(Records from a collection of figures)
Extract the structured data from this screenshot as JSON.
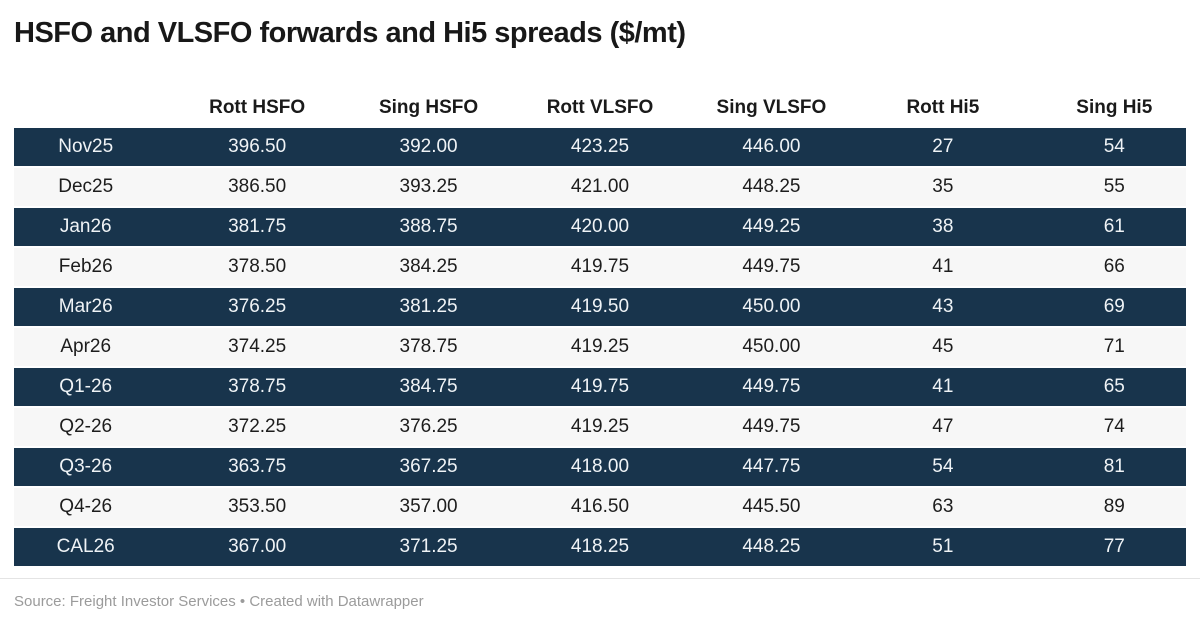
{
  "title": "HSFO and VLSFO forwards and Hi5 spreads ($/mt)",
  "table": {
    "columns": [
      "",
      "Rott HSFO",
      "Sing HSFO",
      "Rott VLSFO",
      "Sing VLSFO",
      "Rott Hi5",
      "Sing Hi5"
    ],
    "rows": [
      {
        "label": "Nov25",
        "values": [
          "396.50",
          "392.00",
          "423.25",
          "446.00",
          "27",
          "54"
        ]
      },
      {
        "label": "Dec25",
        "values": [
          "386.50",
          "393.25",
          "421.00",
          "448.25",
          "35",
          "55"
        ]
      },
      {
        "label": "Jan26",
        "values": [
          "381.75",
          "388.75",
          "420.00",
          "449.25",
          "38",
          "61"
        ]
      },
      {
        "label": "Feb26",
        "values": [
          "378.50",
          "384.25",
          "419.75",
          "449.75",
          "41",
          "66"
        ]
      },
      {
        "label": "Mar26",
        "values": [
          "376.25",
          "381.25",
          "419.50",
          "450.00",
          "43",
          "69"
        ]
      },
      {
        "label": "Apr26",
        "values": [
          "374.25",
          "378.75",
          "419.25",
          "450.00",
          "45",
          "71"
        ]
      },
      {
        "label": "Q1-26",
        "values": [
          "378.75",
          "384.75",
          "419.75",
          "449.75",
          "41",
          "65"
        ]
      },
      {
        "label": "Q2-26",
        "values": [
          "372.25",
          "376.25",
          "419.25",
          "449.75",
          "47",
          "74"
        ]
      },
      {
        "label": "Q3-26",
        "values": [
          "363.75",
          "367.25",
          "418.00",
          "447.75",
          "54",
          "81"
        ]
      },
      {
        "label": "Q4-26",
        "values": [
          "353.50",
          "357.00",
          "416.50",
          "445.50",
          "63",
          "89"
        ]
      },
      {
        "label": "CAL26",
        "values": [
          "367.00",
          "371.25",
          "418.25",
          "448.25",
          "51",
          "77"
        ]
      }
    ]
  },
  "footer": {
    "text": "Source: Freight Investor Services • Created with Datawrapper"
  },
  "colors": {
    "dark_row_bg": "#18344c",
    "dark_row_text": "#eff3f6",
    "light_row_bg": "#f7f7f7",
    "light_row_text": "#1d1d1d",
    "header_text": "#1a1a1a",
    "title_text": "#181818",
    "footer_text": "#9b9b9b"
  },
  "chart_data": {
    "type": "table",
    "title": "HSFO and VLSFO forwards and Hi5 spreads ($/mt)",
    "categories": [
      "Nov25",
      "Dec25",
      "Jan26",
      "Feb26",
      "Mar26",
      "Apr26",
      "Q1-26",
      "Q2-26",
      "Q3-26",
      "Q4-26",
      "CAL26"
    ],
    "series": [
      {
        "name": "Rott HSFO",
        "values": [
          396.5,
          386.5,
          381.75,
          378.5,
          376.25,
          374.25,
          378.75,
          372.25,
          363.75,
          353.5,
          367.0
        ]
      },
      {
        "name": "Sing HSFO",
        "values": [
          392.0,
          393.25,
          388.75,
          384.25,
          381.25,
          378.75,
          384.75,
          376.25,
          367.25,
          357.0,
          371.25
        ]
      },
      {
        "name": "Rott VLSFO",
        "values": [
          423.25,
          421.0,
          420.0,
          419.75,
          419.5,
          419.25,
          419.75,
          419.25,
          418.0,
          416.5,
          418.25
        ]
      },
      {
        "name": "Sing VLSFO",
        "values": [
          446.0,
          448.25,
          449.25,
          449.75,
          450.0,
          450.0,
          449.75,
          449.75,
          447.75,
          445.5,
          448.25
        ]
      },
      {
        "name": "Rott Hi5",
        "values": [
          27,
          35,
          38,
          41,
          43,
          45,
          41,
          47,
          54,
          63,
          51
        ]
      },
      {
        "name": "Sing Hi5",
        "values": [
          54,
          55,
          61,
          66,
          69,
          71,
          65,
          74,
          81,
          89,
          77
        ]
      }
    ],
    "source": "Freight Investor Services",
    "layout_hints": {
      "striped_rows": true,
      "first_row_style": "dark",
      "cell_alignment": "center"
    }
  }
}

==

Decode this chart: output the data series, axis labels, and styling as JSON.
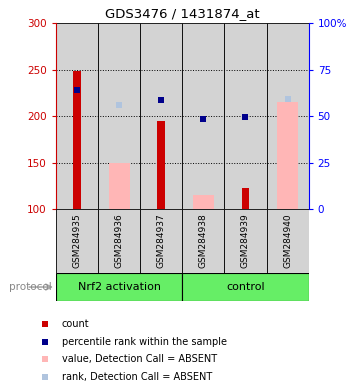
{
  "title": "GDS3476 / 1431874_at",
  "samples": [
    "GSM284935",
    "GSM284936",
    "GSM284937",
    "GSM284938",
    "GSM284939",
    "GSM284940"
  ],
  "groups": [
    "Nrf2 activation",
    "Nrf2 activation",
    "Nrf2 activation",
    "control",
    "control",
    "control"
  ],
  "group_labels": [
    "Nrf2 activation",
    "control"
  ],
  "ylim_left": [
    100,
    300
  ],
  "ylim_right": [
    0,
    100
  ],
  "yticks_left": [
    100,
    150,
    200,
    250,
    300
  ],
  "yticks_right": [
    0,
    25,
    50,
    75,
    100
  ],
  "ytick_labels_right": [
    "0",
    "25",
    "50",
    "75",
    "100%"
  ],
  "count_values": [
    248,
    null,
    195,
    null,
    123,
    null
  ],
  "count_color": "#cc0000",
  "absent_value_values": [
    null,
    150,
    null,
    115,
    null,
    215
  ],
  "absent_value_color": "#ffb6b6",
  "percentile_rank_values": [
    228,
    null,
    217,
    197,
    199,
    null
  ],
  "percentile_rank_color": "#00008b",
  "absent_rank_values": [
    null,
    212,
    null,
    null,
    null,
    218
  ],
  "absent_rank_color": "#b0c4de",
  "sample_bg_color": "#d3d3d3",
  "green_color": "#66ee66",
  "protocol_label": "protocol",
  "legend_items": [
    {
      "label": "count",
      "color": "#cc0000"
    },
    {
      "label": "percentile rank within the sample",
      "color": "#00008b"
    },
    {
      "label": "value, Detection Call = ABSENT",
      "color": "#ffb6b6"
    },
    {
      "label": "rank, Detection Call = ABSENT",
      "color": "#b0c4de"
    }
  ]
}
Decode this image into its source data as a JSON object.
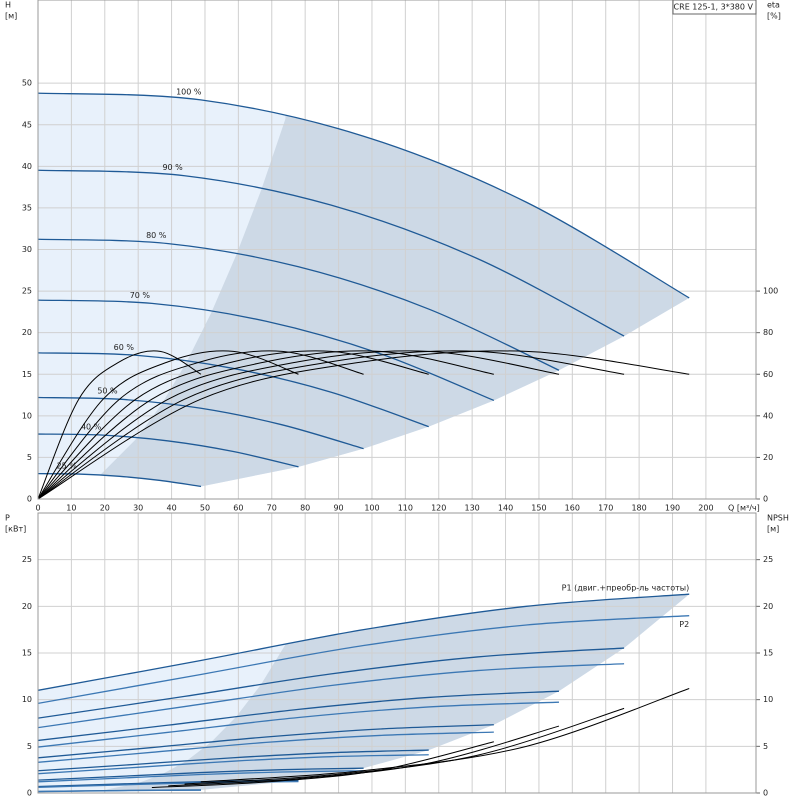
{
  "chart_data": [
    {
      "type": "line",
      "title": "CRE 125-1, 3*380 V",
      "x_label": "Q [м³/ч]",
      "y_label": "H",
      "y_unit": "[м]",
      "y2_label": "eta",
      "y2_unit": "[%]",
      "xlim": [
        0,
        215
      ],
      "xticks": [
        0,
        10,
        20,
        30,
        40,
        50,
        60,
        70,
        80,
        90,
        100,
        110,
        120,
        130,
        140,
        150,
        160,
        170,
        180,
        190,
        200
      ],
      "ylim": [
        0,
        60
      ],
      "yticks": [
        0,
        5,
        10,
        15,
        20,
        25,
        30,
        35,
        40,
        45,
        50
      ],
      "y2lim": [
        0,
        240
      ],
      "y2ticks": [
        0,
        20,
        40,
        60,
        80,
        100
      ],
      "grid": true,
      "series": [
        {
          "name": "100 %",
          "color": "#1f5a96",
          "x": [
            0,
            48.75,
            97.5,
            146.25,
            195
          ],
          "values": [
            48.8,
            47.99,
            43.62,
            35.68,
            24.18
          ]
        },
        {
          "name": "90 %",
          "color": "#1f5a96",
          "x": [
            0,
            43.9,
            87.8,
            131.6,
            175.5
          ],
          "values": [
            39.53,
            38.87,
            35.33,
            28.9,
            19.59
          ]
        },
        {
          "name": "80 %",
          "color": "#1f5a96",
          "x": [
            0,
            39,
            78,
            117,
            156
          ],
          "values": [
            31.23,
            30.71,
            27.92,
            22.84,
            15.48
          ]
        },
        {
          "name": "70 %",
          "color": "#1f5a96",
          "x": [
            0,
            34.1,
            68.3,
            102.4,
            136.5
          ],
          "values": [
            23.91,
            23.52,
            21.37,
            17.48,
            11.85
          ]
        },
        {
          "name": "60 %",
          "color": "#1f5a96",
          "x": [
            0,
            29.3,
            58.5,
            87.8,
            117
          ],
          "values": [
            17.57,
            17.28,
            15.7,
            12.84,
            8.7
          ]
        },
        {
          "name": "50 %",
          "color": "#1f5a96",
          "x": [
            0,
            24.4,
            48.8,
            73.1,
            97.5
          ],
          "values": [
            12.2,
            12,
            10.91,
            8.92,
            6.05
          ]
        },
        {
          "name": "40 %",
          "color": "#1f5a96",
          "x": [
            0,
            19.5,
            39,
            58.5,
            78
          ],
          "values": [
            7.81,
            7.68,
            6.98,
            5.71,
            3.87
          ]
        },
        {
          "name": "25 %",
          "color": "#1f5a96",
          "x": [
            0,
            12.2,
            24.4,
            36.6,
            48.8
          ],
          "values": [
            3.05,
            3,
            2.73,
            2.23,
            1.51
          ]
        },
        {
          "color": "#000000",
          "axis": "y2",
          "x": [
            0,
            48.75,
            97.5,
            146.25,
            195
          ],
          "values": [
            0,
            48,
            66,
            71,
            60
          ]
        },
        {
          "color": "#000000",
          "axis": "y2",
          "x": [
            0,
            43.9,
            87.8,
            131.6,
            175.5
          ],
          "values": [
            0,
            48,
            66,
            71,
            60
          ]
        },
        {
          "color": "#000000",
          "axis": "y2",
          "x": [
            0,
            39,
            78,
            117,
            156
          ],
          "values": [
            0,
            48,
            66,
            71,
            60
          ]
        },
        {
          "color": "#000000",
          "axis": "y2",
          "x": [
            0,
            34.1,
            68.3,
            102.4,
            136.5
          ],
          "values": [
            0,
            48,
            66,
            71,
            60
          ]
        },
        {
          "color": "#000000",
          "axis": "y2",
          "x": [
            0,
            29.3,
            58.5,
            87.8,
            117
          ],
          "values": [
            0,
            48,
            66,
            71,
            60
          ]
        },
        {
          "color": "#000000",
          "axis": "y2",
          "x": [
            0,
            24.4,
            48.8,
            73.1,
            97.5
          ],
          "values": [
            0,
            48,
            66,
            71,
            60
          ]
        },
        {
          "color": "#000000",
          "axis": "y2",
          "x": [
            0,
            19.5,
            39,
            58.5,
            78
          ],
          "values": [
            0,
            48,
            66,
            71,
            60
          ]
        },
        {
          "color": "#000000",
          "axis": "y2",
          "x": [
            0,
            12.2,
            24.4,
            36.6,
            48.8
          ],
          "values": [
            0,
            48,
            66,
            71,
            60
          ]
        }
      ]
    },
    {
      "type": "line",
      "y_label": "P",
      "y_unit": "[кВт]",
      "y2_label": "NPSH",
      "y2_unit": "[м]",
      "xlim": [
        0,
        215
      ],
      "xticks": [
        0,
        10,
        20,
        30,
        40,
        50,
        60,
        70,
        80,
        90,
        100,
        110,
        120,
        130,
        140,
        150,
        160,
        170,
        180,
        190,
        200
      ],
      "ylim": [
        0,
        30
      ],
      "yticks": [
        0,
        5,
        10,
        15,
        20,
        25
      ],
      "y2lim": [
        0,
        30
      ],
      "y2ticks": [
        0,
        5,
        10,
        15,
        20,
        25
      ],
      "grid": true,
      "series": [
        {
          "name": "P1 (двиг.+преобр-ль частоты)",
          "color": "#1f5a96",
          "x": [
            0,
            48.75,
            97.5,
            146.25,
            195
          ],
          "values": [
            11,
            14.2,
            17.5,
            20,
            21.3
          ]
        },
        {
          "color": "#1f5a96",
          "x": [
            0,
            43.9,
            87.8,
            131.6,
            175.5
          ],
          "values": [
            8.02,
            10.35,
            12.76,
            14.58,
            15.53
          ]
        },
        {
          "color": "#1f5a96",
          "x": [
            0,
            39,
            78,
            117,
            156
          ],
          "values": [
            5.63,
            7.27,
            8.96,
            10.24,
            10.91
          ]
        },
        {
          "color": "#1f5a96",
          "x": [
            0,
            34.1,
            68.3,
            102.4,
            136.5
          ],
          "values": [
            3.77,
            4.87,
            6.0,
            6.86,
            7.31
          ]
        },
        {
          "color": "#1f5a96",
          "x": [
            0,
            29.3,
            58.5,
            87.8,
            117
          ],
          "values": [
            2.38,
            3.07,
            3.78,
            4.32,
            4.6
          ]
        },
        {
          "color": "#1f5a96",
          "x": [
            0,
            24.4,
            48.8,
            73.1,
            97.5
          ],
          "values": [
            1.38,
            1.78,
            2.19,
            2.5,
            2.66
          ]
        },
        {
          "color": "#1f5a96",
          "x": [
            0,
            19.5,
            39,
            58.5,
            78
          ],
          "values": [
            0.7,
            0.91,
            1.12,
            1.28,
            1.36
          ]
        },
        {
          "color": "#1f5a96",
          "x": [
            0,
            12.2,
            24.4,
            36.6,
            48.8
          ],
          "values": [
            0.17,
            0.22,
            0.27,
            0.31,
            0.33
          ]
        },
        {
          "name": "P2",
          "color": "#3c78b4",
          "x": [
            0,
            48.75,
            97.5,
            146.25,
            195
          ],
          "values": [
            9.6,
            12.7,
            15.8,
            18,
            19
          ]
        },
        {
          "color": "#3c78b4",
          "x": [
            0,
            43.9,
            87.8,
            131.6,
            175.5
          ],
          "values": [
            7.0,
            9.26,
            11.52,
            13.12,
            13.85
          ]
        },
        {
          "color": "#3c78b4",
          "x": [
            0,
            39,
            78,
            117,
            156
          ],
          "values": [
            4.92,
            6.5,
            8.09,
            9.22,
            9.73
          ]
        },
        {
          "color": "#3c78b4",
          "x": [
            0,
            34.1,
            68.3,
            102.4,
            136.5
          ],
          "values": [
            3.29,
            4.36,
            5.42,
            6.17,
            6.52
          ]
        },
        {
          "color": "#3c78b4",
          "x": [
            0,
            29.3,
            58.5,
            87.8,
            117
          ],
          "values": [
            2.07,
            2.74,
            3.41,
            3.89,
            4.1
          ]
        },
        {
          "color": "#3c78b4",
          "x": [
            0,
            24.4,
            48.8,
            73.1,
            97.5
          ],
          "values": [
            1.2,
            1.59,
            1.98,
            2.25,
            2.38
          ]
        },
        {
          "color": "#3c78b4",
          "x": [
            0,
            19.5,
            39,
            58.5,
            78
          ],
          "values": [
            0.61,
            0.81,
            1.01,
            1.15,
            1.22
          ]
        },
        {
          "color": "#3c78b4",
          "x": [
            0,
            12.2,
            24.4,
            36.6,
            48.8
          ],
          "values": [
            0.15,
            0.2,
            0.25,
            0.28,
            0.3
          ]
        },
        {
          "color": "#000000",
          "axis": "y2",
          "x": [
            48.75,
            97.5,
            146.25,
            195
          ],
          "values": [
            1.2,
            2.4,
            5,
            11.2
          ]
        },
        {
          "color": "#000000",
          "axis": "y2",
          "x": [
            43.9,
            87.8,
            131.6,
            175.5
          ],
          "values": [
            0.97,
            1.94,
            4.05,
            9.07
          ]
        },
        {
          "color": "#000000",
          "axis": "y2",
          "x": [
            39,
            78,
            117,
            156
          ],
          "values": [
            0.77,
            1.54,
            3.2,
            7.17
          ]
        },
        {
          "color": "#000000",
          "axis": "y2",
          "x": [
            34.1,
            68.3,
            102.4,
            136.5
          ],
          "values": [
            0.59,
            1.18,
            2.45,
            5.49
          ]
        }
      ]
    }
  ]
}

What you will do:
Show every line that contains the word "Freight".

Problem solution:
    "text": "Source: Freight Investor Services • Created with Datawrapper"
    "source": "Freight Investor Services",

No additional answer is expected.